Task brief.
State the number of lines in these records that include the word "жилищного", and add nothing to it.

Working data.
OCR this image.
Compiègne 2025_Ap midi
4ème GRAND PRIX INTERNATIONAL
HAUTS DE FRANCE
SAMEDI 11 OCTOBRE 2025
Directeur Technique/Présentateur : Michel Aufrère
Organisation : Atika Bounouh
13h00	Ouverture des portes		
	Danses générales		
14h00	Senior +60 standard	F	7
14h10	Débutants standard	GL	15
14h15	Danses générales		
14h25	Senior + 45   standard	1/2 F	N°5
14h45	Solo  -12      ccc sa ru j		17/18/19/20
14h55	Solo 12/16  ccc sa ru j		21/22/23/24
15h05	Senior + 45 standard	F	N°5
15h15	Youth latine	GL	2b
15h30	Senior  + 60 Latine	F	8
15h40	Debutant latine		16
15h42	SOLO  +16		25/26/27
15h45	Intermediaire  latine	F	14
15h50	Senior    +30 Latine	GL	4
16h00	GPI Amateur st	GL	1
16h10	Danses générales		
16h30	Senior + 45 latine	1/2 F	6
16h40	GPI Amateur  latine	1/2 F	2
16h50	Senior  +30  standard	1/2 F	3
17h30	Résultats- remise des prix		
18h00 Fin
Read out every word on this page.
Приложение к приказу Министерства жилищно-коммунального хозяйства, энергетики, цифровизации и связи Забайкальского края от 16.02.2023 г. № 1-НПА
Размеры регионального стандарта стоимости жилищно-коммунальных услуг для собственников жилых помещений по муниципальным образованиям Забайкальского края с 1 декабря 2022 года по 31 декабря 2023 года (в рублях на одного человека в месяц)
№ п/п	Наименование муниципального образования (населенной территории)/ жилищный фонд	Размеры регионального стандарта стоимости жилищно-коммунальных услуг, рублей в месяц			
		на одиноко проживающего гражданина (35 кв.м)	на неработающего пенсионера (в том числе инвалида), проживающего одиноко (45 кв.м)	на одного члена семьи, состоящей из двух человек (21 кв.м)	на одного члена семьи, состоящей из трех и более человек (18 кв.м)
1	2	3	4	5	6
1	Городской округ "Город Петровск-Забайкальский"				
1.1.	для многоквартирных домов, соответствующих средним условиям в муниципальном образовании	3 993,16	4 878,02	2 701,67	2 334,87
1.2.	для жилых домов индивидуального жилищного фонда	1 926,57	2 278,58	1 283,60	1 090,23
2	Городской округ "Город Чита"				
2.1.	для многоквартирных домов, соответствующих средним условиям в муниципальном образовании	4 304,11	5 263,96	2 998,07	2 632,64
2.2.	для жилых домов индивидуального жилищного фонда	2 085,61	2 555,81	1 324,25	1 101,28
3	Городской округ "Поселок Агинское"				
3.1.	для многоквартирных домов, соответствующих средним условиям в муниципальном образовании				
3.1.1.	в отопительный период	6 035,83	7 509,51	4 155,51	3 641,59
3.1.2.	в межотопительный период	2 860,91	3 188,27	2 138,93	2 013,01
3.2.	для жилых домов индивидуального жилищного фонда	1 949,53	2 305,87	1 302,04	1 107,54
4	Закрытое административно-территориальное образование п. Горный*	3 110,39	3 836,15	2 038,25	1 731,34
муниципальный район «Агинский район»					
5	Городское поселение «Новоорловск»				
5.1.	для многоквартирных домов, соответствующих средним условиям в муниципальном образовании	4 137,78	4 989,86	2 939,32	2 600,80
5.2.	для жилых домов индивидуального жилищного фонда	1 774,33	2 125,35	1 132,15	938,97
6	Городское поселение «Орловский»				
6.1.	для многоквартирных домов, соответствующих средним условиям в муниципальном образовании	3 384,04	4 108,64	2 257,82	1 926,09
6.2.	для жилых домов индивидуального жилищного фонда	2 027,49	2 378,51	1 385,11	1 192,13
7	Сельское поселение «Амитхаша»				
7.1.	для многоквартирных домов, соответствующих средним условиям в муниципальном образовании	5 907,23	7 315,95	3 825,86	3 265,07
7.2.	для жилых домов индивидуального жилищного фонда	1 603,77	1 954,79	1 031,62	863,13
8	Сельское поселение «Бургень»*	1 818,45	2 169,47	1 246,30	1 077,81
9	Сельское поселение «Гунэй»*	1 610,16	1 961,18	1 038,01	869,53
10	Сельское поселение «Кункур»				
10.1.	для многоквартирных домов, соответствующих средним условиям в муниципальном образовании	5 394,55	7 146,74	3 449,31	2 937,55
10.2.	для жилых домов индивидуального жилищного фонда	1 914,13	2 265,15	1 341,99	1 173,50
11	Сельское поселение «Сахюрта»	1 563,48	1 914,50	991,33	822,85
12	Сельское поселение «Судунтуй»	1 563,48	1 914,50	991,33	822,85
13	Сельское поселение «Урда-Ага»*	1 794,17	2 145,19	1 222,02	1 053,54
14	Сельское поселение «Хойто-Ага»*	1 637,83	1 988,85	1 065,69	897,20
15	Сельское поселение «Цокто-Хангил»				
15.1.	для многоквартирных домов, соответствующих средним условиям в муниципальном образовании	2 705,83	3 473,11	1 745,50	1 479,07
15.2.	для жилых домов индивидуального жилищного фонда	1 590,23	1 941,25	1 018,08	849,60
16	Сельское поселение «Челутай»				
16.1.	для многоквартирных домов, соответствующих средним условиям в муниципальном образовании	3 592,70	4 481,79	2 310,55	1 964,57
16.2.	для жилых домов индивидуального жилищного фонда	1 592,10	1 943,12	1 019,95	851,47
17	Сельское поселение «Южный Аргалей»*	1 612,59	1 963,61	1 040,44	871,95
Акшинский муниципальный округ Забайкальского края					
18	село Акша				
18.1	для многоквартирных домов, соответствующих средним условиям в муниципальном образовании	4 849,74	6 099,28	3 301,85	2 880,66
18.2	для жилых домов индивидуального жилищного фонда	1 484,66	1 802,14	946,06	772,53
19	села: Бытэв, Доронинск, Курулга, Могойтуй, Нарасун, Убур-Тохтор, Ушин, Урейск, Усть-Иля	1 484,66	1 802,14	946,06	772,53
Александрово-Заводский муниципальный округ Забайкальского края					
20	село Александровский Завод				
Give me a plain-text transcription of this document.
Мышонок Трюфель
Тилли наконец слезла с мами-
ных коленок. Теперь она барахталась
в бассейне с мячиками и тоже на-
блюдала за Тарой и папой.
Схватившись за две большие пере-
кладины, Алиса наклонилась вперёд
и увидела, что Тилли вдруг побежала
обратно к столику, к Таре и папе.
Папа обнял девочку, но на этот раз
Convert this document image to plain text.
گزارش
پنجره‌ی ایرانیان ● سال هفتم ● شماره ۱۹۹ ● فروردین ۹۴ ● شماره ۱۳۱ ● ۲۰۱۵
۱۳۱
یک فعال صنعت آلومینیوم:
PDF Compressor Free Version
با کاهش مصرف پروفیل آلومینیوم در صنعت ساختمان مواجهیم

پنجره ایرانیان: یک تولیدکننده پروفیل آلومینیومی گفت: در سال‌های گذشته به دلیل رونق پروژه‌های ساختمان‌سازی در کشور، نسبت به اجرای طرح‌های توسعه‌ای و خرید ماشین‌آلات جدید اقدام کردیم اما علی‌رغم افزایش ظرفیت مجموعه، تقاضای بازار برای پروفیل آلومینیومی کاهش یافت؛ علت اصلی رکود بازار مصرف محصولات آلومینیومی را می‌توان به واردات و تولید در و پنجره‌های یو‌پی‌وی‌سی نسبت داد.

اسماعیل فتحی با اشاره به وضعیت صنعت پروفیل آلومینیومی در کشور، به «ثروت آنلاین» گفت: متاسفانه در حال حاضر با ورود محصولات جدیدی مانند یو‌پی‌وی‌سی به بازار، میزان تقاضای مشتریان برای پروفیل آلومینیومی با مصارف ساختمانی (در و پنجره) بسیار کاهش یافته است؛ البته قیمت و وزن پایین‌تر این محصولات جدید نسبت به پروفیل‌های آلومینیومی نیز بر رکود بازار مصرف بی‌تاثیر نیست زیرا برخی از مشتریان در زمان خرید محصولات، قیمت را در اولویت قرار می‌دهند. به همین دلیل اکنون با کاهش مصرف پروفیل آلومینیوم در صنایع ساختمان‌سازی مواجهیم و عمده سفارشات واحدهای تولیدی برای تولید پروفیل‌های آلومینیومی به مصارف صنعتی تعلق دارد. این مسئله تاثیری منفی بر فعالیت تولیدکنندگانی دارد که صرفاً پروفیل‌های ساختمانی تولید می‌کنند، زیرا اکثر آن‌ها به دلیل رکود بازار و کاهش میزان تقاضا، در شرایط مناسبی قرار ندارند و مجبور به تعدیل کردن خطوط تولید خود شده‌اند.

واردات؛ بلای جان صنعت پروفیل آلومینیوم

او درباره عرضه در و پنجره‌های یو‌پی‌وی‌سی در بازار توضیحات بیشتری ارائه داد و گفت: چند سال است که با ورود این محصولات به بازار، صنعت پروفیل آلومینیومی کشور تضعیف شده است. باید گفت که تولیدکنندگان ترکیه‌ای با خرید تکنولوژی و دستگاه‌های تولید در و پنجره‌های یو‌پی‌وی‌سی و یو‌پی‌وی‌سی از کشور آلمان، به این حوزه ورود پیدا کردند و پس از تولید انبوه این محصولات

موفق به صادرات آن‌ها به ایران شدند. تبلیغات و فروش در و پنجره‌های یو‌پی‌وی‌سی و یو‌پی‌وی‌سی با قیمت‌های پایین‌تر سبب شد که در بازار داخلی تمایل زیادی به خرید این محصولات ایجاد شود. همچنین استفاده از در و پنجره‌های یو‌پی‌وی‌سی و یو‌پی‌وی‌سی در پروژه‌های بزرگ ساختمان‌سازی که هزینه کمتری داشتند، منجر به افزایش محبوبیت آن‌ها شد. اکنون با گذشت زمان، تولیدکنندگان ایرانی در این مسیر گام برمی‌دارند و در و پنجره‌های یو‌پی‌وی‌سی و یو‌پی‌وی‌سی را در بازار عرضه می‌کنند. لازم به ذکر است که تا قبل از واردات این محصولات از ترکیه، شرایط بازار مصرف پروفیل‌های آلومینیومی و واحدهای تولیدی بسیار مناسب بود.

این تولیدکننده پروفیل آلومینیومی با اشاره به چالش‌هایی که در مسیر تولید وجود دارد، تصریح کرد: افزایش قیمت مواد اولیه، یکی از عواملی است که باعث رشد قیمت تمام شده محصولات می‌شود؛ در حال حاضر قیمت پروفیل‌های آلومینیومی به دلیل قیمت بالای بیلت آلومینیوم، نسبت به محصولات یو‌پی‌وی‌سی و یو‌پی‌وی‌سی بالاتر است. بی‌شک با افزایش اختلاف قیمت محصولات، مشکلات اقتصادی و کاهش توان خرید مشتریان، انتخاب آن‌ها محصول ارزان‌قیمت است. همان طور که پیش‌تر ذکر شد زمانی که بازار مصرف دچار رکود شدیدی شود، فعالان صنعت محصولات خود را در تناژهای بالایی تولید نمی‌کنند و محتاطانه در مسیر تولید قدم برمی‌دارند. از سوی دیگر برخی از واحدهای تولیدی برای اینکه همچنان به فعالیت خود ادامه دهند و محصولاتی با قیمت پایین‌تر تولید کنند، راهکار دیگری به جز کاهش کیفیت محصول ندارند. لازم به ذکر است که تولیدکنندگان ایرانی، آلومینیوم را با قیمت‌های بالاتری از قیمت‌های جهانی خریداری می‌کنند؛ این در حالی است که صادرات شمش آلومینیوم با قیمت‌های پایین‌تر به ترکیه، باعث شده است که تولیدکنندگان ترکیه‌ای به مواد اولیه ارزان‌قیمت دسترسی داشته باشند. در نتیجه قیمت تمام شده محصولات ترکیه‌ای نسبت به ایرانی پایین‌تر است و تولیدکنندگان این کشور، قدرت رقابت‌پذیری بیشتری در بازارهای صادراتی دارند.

Task answer.
10